Start of ROWS

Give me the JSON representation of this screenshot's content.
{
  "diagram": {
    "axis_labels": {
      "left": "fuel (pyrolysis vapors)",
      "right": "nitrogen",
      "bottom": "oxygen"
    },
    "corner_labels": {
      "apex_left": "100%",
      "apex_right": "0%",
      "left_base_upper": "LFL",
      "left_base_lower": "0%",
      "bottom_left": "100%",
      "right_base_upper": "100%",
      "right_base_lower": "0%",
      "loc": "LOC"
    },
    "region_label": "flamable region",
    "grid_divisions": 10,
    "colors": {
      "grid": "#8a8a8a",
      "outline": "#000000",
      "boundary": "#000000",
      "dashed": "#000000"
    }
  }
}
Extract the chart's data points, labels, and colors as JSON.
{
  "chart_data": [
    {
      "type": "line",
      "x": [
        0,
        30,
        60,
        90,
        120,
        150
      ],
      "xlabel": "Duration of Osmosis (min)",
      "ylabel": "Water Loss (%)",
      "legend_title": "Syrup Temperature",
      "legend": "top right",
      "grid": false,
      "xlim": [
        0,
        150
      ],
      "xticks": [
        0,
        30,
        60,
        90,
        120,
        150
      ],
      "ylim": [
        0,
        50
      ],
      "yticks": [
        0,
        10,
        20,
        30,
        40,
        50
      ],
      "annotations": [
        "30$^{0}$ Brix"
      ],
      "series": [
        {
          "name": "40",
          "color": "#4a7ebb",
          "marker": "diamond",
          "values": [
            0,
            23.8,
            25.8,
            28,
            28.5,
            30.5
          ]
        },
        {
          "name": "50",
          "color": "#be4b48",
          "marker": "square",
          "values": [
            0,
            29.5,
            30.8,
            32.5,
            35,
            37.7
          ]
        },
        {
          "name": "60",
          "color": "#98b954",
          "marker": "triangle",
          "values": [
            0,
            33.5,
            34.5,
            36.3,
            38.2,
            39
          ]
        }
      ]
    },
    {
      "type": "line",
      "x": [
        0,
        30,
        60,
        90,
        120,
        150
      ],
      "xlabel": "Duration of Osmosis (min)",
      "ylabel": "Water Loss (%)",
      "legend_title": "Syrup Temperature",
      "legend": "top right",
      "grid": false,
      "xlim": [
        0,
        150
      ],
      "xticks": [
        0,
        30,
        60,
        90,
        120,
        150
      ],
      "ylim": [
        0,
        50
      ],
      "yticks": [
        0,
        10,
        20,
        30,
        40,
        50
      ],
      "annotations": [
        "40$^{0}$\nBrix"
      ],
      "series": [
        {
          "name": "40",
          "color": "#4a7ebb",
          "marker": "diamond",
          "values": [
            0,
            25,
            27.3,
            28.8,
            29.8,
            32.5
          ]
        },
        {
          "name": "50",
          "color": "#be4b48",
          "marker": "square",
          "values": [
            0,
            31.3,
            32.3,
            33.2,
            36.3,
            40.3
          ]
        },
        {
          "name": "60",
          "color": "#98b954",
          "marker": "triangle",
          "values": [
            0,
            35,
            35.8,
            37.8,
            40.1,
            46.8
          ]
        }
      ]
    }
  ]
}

End of ROWS

### [GIVEN PROBLEM]
Extract all of the material exactly as it is written.

### [FINAL RESULT]
Give me the JSON representation of this screenshot's content.
{
  "diagram": {
    "axis_labels": {
      "left": "fuel (pyrolysis vapors)",
      "right": "nitrogen",
      "bottom": "oxygen"
    },
    "corner_labels": {
      "apex_left": "100%",
      "apex_right": "0%",
      "left_base_upper": "LFL",
      "left_base_lower": "0%",
      "bottom_left": "100%",
      "right_base_upper": "100%",
      "right_base_lower": "0%",
      "loc": "LOC"
    },
    "region_label": "flamable region",
    "grid_divisions": 10,
    "colors": {
      "grid": "#8a8a8a",
      "outline": "#000000",
      "boundary": "#000000",
      "dashed": "#000000"
    }
  }
}
Extract the chart's data points, labels, and colors as JSON.
{
  "chart_data": [
    {
      "type": "line",
      "x": [
        0,
        30,
        60,
        90,
        120,
        150
      ],
      "xlabel": "Duration of Osmosis (min)",
      "ylabel": "Water Loss (%)",
      "legend_title": "Syrup Temperature",
      "legend": "top right",
      "grid": false,
      "xlim": [
        0,
        150
      ],
      "xticks": [
        0,
        30,
        60,
        90,
        120,
        150
      ],
      "ylim": [
        0,
        50
      ],
      "yticks": [
        0,
        10,
        20,
        30,
        40,
        50
      ],
      "annotations": [
        "30$^{0}$ Brix"
      ],
      "series": [
        {
          "name": "40",
          "color": "#4a7ebb",
          "marker": "diamond",
          "values": [
            0,
            23.8,
            25.8,
            28,
            28.5,
            30.5
          ]
        },
        {
          "name": "50",
          "color": "#be4b48",
          "marker": "square",
          "values": [
            0,
            29.5,
            30.8,
            32.5,
            35,
            37.7
          ]
        },
        {
          "name": "60",
          "color": "#98b954",
          "marker": "triangle",
          "values": [
            0,
            33.5,
            34.5,
            36.3,
            38.2,
            39
          ]
        }
      ]
    },
    {
      "type": "line",
      "x": [
        0,
        30,
        60,
        90,
        120,
        150
      ],
      "xlabel": "Duration of Osmosis (min)",
      "ylabel": "Water Loss (%)",
      "legend_title": "Syrup Temperature",
      "legend": "top right",
      "grid": false,
      "xlim": [
        0,
        150
      ],
      "xticks": [
        0,
        30,
        60,
        90,
        120,
        150
      ],
      "ylim": [
        0,
        50
      ],
      "yticks": [
        0,
        10,
        20,
        30,
        40,
        50
      ],
      "annotations": [
        "40$^{0}$\nBrix"
      ],
      "series": [
        {
          "name": "40",
          "color": "#4a7ebb",
          "marker": "diamond",
          "values": [
            0,
            25,
            27.3,
            28.8,
            29.8,
            32.5
          ]
        },
        {
          "name": "50",
          "color": "#be4b48",
          "marker": "square",
          "values": [
            0,
            31.3,
            32.3,
            33.2,
            36.3,
            40.3
          ]
        },
        {
          "name": "60",
          "color": "#98b954",
          "marker": "triangle",
          "values": [
            0,
            35,
            35.8,
            37.8,
            40.1,
            46.8
          ]
        }
      ]
    }
  ]
}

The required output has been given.